Given problem —
Transcribe, without any change, the stretch of the records from the start through the line that contains "org-node-label: 总经理办公室 <box>289".

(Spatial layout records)

┄┄┄┄┄┄┄┄┄┄

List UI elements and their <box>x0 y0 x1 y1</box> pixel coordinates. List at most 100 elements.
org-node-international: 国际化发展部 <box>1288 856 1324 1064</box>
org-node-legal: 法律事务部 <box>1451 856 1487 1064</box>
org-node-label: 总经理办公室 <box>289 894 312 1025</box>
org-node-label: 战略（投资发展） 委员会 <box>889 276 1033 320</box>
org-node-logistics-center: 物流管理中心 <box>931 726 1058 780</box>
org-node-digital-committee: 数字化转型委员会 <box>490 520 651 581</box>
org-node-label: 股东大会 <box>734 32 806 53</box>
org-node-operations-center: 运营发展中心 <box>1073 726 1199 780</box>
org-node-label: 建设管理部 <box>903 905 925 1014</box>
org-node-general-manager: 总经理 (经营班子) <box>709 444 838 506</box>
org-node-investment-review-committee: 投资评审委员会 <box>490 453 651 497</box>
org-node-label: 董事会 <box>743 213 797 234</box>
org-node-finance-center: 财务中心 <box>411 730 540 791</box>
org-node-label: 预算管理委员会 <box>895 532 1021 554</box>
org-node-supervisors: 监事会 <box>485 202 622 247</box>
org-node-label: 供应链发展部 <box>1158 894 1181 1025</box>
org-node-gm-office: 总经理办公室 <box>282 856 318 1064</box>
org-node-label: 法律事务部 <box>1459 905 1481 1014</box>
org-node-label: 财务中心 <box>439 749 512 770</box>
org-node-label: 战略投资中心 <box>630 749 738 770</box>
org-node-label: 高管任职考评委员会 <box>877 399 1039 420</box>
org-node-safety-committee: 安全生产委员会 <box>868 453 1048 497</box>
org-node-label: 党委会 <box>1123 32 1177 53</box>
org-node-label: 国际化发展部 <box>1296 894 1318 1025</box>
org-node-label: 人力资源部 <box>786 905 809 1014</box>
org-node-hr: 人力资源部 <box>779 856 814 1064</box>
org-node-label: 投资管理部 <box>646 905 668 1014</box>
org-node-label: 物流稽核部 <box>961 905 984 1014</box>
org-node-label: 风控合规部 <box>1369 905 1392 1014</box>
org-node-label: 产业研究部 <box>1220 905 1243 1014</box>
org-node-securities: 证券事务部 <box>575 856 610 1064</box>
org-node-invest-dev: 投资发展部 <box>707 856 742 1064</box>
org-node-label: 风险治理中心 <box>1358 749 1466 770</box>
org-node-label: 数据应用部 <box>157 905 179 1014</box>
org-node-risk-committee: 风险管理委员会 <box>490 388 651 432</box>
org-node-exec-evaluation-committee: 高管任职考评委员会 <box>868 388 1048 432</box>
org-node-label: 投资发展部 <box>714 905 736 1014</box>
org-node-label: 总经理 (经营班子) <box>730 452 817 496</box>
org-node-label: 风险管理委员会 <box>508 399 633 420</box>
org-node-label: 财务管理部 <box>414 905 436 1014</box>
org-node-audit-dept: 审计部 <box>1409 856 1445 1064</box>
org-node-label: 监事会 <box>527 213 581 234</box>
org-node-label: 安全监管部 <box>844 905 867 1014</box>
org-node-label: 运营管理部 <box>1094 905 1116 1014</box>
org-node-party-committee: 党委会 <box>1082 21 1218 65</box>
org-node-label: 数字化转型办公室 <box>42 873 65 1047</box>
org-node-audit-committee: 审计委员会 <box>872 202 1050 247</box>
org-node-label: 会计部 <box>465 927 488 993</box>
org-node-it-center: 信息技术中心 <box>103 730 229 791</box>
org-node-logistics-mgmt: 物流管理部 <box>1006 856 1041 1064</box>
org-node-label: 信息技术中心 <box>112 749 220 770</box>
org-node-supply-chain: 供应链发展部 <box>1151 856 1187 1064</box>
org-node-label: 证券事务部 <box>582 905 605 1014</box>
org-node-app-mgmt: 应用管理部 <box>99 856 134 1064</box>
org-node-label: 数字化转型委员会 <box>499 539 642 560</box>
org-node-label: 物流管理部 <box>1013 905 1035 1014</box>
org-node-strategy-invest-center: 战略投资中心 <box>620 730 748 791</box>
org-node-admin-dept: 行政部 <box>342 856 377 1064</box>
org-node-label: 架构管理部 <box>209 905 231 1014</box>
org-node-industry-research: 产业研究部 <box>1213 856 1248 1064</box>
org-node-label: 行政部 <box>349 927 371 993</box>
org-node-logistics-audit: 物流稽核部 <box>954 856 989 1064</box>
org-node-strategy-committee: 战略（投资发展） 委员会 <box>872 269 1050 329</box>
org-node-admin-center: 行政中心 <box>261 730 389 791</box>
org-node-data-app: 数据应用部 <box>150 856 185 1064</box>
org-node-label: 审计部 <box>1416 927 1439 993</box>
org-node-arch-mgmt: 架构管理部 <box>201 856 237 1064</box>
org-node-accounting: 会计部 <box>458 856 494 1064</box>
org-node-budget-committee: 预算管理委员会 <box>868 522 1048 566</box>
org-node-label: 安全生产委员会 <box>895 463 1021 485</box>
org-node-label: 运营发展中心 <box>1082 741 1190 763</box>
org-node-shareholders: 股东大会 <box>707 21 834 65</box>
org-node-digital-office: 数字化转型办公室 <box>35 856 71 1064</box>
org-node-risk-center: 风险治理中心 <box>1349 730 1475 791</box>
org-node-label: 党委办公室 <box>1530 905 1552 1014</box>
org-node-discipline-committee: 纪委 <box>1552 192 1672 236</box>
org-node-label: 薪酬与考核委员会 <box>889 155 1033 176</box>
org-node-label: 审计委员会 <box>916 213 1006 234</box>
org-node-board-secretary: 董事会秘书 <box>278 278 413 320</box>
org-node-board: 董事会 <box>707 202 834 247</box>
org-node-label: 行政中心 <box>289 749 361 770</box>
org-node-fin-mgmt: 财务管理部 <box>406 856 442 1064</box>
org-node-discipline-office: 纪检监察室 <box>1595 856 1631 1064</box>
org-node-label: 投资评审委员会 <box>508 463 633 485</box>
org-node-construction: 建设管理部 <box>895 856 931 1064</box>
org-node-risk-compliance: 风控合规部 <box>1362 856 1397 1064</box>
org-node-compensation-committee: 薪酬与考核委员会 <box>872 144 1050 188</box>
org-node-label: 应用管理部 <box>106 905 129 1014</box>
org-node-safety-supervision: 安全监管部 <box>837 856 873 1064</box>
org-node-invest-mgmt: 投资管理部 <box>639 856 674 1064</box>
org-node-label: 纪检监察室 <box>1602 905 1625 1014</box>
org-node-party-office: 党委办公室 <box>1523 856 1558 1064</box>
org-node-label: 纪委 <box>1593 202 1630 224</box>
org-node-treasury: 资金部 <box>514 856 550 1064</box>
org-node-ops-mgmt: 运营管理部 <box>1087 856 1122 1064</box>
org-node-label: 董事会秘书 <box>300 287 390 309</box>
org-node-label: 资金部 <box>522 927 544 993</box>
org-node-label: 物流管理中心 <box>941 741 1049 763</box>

┄┄┄┄┄┄┄┄┄┄

Answer —
List UI elements and their <box>x0 y0 x1 y1</box> pixel coordinates. List at most 100 elements.
org-node-international: 国际化发展部 <box>1288 856 1324 1064</box>
org-node-legal: 法律事务部 <box>1451 856 1487 1064</box>
org-node-label: 总经理办公室 <box>289 894 312 1025</box>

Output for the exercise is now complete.